TEXT PROVIDED:
══════════

Working on YOURLS 1.6 : the next DB structure

What’s up, gents? I’ve begun working on the next iteration and here’s what I’m up to.

YOURLS 1.5 : DB suckage

As everybody knows, the current database design in YOURLS is dumb and very inefficient. Its biggest flaw is that the keyword (ie short url) is repeated in both the URL and the LOG tables, making it absurdly difficult to update a short url without losing all historical data.

Another design decision I regret was to store stuff in case they would be useful to anyone, such as user agents in the log table. Since there’s no core feature using that info and I probably won’t implement any, this should not be there. There’s a plugin API for this.

There are a couple of awesome features I want to work on for YOURLS 1.6, one of them being the ability to store arbitrary data associated to any short URL — think url meta data, the way WordPress does it.

YOURLS 1.6 : previous thoughts

I’ve been pondering about the next DB schema for a very long time now, trying to think about the most state-of-the-art structure I could come up with (given my overall blatant lack of skill for DB things) and addressing all possible future features and current issues. I’ve proposed stuff and a few people have been kind enough to comment. But all this had one weakness : it was complicated and scaring me. Seriously :)

YOURLS 1.6 : smarter yet simple (at least I hope so)

I decided to make up my mind once for good and here is how I see things in YOURLS 1.6:

The main URL table will be properly normalized with a URL id to stop repeating the keyword across tables. I could probably go further in normalization (storing the long URL and title somewhere else, as I first thought) but that’s where I think it becomes too much trouble and hassle for too few benefits.

The URL_META table will store anything you’d like about a particular short URL and will be used by plugins: some tags, a note, a mime type to handle redirection differently, anything.

══════════

DATASET CONTENT:
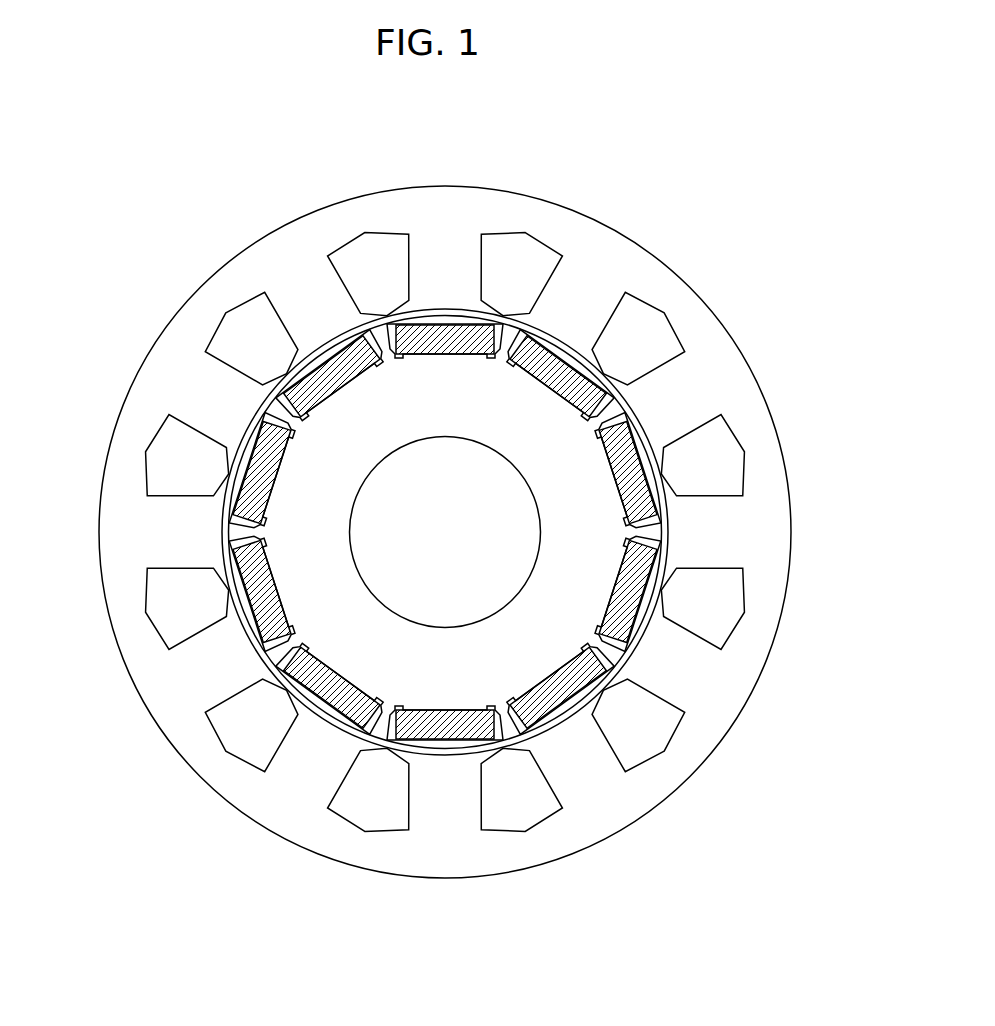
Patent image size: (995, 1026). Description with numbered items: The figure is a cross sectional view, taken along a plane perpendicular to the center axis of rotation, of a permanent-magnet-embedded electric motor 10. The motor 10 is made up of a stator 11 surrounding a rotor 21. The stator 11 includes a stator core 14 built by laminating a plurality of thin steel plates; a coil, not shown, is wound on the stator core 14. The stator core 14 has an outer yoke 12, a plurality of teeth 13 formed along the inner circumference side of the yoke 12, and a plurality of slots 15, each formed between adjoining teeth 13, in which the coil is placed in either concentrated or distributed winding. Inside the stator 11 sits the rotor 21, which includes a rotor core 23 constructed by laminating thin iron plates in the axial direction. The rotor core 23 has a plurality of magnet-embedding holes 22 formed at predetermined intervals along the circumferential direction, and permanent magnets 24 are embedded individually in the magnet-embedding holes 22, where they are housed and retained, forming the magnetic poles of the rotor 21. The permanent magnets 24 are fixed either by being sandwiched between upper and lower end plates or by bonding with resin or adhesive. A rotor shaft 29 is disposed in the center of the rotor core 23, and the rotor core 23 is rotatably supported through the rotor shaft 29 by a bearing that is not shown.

══════════

WHAT TO WORK ON:
[a] In the text on YOURLS 1.6, restate the paragraph beginning "As everybody knows" as a short bulleted list that keeps its main facts.
[b] List every database table named in the text on YOURLS 1.6.
Rely solely on the text when carrying out the work; the material plays no part.

THE RESPONSES:
[a]
- The current YOURLS database design is inefficient.
- Its biggest flaw is that the keyword (the short URL) is repeated in both the URL and LOG tables.
- As a result, updating a short URL without losing all historical data is extremely difficult.

[b]
- URL
- LOG
- URL_META